■ WHAT THE TASK ASKS ■
Pictures stay out of the copy; set down each line of the listing below exactly.

--- Begin MATERIAL PROVIDED ---

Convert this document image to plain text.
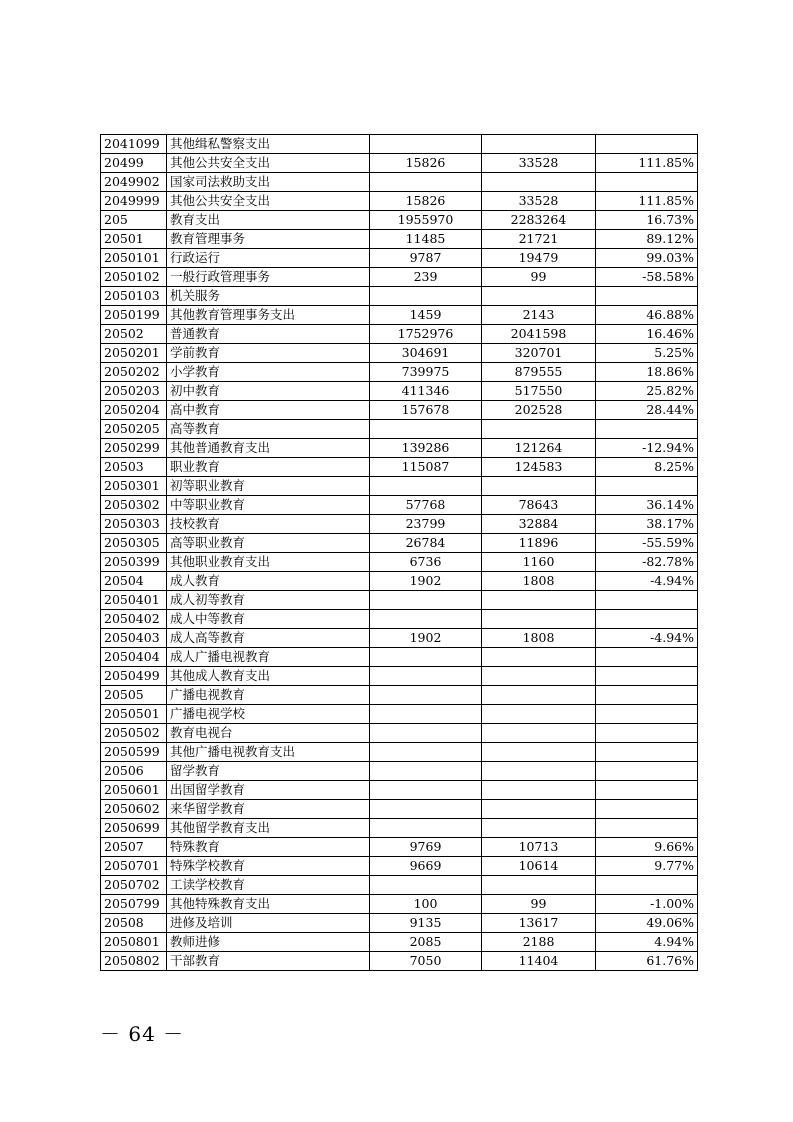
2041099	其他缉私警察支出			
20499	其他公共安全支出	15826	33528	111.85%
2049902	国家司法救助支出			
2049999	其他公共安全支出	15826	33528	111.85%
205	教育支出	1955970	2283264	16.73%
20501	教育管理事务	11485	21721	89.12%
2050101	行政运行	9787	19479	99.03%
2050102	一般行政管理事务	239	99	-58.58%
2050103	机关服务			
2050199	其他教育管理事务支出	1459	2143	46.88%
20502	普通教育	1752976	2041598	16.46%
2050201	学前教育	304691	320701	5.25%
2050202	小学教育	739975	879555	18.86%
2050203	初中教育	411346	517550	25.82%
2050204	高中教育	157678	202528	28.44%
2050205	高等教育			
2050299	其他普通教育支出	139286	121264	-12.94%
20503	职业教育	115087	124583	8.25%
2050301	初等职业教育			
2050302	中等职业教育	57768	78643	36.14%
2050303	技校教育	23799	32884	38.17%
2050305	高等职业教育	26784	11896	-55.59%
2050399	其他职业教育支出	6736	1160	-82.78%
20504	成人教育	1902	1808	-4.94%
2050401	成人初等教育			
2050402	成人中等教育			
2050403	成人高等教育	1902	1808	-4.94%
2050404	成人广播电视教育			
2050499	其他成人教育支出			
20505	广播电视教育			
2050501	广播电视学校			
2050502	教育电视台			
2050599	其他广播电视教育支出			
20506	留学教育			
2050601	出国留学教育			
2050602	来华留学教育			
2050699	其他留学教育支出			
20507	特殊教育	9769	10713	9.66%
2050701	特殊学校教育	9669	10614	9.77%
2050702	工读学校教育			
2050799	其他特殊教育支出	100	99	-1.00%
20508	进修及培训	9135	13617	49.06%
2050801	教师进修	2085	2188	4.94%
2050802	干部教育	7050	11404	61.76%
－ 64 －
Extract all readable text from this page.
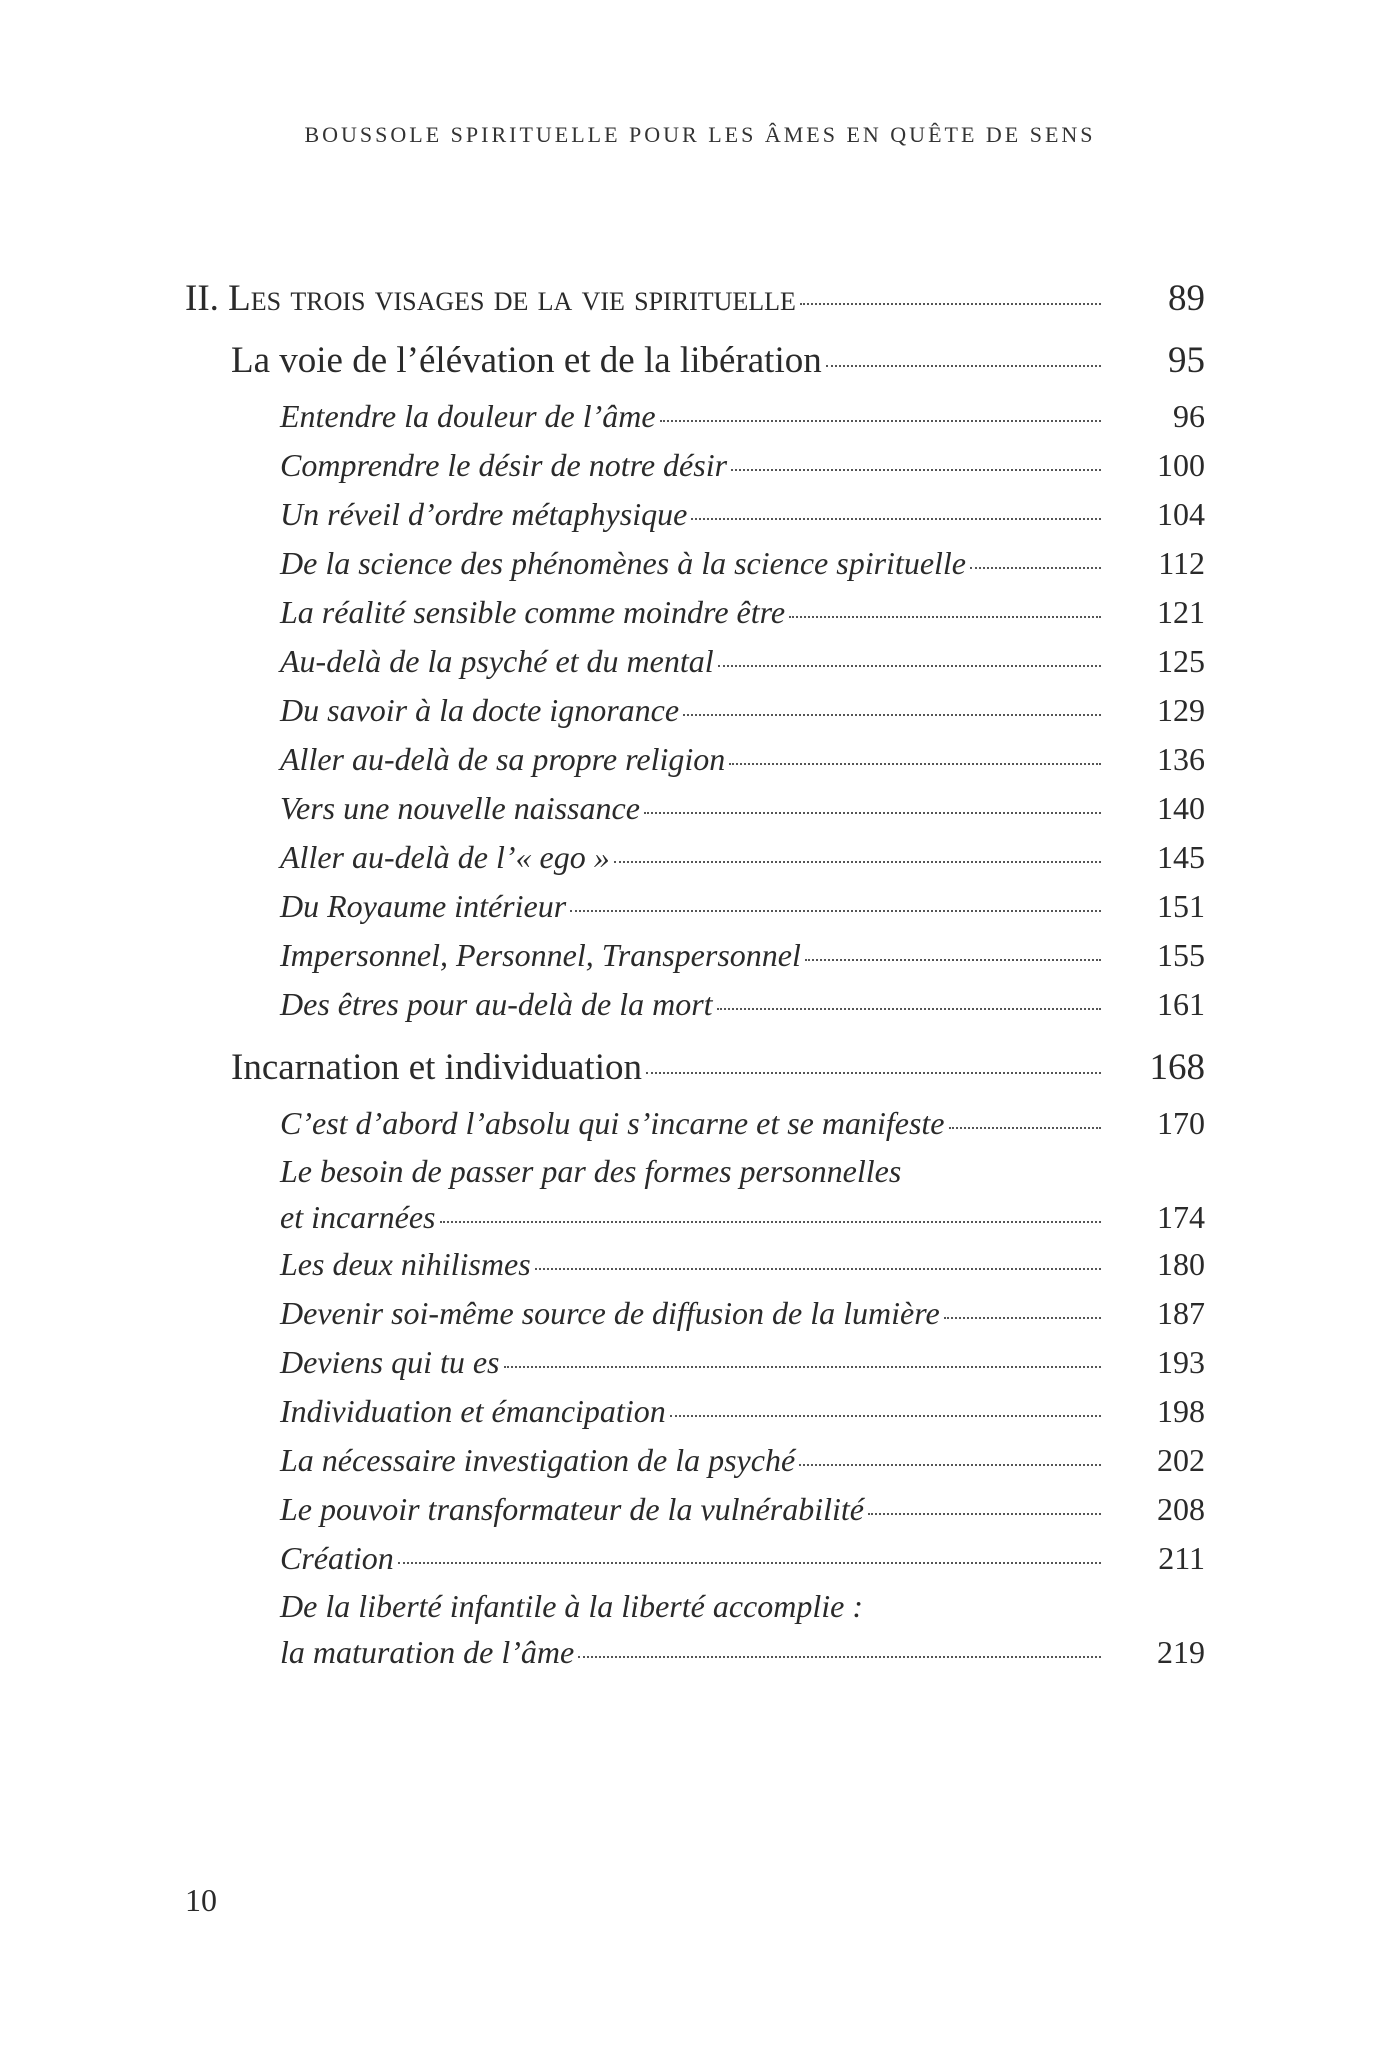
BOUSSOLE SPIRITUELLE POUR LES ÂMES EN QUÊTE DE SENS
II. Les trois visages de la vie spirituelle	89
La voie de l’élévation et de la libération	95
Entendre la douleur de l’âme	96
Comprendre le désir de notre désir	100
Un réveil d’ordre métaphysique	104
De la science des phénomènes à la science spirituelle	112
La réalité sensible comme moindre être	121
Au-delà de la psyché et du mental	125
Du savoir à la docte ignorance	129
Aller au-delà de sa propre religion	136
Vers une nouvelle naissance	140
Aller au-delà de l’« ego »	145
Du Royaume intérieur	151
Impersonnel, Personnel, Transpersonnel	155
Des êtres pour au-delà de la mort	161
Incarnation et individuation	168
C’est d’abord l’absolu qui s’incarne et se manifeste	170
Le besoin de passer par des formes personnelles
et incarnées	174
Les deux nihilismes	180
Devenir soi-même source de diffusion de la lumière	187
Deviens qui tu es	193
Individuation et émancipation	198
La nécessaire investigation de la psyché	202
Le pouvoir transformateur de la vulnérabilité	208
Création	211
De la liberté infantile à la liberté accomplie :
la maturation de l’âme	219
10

--- End MATERIAL PROVIDED ---

■ EXERCISE OUTPUT ■
Convert this document image to plain text.
2041099	其他缉私警察支出			
20499	其他公共安全支出	15826	33528	111.85%
2049902	国家司法救助支出			
2049999	其他公共安全支出	15826	33528	111.85%
205	教育支出	1955970	2283264	16.73%
20501	教育管理事务	11485	21721	89.12%
2050101	行政运行	9787	19479	99.03%
2050102	一般行政管理事务	239	99	-58.58%
2050103	机关服务			
2050199	其他教育管理事务支出	1459	2143	46.88%
20502	普通教育	1752976	2041598	16.46%
2050201	学前教育	304691	320701	5.25%
2050202	小学教育	739975	879555	18.86%
2050203	初中教育	411346	517550	25.82%
2050204	高中教育	157678	202528	28.44%
2050205	高等教育			
2050299	其他普通教育支出	139286	121264	-12.94%
20503	职业教育	115087	124583	8.25%
2050301	初等职业教育			
2050302	中等职业教育	57768	78643	36.14%
2050303	技校教育	23799	32884	38.17%
2050305	高等职业教育	26784	11896	-55.59%
2050399	其他职业教育支出	6736	1160	-82.78%
20504	成人教育	1902	1808	-4.94%
2050401	成人初等教育			
2050402	成人中等教育			
2050403	成人高等教育	1902	1808	-4.94%
2050404	成人广播电视教育			
2050499	其他成人教育支出			
20505	广播电视教育			
2050501	广播电视学校			
2050502	教育电视台			
2050599	其他广播电视教育支出			
20506	留学教育			
2050601	出国留学教育			
2050602	来华留学教育			
2050699	其他留学教育支出			
20507	特殊教育	9769	10713	9.66%
2050701	特殊学校教育	9669	10614	9.77%
2050702	工读学校教育			
2050799	其他特殊教育支出	100	99	-1.00%
20508	进修及培训	9135	13617	49.06%
2050801	教师进修	2085	2188	4.94%
2050802	干部教育	7050	11404	61.76%
－ 64 －
Extract all readable text from this page.
BOUSSOLE SPIRITUELLE POUR LES ÂMES EN QUÊTE DE SENS
II. Les trois visages de la vie spirituelle	89
La voie de l’élévation et de la libération	95
Entendre la douleur de l’âme	96
Comprendre le désir de notre désir	100
Un réveil d’ordre métaphysique	104
De la science des phénomènes à la science spirituelle	112
La réalité sensible comme moindre être	121
Au-delà de la psyché et du mental	125
Du savoir à la docte ignorance	129
Aller au-delà de sa propre religion	136
Vers une nouvelle naissance	140
Aller au-delà de l’« ego »	145
Du Royaume intérieur	151
Impersonnel, Personnel, Transpersonnel	155
Des êtres pour au-delà de la mort	161
Incarnation et individuation	168
C’est d’abord l’absolu qui s’incarne et se manifeste	170
Le besoin de passer par des formes personnelles
et incarnées	174
Les deux nihilismes	180
Devenir soi-même source de diffusion de la lumière	187
Deviens qui tu es	193
Individuation et émancipation	198
La nécessaire investigation de la psyché	202
Le pouvoir transformateur de la vulnérabilité	208
Création	211
De la liberté infantile à la liberté accomplie :
la maturation de l’âme	219
10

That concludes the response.